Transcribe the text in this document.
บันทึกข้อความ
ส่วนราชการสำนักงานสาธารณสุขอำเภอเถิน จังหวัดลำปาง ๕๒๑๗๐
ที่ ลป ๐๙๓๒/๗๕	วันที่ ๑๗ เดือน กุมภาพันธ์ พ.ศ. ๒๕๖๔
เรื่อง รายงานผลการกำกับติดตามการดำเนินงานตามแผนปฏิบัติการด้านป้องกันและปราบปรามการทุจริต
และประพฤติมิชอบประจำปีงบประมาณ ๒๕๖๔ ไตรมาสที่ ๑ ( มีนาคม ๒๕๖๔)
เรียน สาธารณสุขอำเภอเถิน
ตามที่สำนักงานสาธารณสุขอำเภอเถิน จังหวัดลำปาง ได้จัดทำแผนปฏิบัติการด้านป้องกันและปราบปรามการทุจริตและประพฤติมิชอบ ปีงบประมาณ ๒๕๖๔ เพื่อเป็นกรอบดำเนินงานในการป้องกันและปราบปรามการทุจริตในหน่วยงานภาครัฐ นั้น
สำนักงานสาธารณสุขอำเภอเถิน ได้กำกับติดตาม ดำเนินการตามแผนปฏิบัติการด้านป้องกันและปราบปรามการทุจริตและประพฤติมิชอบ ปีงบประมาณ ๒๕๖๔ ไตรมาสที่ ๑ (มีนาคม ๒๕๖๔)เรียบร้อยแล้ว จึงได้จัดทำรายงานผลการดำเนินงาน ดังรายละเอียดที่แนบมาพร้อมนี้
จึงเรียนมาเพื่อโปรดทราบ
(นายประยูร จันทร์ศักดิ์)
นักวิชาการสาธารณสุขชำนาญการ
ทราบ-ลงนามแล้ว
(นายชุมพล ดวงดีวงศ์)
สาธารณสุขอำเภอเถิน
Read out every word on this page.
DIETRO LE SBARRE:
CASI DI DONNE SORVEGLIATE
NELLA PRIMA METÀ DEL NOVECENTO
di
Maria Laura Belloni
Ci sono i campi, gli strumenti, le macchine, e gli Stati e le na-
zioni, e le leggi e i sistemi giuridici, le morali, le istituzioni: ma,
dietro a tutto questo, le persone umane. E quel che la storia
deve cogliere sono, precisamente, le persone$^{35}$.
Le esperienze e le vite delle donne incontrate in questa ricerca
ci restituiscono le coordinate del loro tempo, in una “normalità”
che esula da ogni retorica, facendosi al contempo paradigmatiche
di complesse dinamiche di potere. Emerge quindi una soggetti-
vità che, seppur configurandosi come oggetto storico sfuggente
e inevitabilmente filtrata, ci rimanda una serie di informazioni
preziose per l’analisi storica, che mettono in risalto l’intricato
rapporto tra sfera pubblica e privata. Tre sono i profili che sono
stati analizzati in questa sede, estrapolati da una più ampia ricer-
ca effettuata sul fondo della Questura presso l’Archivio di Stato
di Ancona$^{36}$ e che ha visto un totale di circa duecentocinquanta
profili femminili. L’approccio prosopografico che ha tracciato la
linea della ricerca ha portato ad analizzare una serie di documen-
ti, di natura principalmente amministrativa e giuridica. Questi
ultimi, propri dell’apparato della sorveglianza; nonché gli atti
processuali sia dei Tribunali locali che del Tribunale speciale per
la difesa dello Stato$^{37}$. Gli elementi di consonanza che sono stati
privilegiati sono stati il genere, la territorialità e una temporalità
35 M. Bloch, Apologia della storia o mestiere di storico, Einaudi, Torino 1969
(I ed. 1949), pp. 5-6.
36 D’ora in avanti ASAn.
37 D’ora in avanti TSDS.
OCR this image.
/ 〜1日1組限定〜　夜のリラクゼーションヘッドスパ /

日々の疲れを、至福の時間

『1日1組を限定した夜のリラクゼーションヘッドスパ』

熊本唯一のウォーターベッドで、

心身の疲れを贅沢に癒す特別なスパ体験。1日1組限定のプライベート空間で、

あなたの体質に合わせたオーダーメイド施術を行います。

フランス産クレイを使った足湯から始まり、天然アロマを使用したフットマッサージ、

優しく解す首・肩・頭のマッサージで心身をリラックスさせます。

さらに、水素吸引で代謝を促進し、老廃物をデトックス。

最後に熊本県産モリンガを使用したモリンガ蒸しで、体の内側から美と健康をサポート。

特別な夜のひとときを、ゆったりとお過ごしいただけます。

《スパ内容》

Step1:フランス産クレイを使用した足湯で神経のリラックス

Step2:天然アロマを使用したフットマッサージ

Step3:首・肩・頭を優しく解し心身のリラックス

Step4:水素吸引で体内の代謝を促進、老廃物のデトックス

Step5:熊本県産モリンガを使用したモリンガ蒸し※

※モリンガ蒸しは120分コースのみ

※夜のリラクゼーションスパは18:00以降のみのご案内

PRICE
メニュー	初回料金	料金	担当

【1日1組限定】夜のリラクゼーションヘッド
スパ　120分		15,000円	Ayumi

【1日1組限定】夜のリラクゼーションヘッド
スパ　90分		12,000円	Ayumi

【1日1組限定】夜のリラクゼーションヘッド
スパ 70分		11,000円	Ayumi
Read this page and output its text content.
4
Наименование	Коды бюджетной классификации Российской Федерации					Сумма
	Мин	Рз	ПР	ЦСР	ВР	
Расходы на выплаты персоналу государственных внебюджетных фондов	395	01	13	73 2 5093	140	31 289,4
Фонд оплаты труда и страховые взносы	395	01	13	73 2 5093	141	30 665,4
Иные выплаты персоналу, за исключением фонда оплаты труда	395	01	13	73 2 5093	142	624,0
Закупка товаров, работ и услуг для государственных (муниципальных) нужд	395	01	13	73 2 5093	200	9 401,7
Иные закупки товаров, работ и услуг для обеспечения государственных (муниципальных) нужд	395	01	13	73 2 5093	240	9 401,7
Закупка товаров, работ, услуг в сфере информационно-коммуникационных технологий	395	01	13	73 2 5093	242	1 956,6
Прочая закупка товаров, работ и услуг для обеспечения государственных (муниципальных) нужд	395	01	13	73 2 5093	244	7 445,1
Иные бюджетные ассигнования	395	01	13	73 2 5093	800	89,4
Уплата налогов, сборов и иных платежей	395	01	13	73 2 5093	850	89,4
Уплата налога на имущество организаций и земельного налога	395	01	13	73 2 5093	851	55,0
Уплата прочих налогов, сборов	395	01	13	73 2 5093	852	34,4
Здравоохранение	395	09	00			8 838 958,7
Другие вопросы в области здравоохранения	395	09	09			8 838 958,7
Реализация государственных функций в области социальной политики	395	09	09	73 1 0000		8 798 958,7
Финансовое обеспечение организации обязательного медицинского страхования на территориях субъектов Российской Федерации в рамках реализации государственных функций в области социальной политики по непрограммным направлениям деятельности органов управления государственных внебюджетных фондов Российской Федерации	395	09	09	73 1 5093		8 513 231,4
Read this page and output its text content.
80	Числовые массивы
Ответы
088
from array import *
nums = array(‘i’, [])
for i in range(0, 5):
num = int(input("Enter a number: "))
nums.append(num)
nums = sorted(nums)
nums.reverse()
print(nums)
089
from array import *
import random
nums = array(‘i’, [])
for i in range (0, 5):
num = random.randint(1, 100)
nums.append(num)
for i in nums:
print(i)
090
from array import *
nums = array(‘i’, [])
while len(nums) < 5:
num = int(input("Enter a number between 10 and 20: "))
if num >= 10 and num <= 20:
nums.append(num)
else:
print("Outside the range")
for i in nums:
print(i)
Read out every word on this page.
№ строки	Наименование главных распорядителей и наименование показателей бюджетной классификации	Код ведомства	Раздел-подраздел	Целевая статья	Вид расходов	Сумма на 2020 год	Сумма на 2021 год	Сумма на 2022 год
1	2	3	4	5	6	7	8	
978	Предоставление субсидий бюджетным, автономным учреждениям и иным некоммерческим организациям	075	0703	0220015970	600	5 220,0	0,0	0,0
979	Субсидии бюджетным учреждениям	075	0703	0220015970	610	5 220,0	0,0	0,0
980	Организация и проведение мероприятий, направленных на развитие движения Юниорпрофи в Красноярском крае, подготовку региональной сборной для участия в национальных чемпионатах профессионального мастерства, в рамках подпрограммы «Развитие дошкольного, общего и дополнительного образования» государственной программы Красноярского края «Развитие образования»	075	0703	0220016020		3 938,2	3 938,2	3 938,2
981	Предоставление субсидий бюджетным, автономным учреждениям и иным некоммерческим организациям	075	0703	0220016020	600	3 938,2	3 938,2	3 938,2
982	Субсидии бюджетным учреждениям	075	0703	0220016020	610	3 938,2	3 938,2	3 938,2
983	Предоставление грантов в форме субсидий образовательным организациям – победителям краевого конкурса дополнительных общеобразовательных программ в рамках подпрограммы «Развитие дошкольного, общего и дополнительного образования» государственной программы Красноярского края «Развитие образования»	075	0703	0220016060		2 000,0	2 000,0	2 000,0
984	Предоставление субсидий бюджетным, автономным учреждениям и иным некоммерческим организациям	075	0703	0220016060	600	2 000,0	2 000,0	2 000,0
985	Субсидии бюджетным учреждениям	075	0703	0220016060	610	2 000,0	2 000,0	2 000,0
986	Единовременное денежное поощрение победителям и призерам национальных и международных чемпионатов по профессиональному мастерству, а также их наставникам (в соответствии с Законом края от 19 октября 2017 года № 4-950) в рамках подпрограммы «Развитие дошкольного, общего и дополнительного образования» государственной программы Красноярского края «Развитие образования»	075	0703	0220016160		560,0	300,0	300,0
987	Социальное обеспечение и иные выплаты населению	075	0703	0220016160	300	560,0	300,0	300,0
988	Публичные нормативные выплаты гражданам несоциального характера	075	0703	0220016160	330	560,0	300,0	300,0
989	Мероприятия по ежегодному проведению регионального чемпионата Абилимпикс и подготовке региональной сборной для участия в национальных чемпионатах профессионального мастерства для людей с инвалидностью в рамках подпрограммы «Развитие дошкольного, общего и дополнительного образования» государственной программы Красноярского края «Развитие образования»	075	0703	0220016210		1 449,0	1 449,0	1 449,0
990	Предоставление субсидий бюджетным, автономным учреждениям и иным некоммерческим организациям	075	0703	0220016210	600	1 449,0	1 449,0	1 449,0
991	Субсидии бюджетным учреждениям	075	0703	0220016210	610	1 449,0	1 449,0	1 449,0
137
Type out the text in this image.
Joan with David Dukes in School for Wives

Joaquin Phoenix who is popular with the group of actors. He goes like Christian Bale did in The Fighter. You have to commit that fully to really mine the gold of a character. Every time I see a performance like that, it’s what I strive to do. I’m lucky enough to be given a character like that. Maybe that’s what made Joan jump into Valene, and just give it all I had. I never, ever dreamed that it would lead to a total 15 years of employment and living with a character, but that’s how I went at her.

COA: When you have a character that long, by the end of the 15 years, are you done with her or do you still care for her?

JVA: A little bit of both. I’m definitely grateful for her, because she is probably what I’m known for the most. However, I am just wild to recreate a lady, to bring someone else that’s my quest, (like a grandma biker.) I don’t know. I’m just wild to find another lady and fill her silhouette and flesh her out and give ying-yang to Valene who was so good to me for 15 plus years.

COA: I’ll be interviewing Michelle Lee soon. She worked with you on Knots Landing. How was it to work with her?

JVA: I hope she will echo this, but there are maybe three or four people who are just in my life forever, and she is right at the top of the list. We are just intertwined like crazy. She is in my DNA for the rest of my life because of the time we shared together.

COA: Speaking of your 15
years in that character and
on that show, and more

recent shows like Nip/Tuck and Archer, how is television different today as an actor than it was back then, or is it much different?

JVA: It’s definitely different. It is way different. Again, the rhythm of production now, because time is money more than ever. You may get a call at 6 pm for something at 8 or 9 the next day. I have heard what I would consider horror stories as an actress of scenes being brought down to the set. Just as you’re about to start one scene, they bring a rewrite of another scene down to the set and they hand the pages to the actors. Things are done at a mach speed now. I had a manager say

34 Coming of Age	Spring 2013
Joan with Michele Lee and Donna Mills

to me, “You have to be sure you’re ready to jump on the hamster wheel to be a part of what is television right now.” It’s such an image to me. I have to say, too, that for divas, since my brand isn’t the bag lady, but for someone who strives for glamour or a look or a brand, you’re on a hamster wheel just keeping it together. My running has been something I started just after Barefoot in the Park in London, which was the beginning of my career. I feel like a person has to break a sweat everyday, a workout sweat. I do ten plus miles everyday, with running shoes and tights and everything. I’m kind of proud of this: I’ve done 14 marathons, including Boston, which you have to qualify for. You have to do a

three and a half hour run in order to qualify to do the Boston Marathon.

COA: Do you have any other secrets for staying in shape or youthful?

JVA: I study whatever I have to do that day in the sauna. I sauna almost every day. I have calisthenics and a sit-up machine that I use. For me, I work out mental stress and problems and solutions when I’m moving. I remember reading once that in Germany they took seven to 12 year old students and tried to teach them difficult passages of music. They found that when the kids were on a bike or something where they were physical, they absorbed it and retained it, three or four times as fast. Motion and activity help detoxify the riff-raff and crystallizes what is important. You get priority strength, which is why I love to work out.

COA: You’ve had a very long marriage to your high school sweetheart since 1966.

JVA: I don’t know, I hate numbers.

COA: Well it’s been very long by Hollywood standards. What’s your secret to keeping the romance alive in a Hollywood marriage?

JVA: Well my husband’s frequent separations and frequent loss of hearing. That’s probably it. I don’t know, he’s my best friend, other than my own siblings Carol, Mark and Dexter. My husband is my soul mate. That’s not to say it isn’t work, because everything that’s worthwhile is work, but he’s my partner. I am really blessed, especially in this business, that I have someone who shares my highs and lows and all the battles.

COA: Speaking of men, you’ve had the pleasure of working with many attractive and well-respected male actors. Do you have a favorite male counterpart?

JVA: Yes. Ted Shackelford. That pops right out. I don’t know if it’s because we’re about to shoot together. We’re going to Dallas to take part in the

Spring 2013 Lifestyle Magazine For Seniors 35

····················

## DIRECTIONS
Across the material above, how many lines include the string "text"? Only the number is wanted.

## OUTPUT FOR THIS EXERCISE
4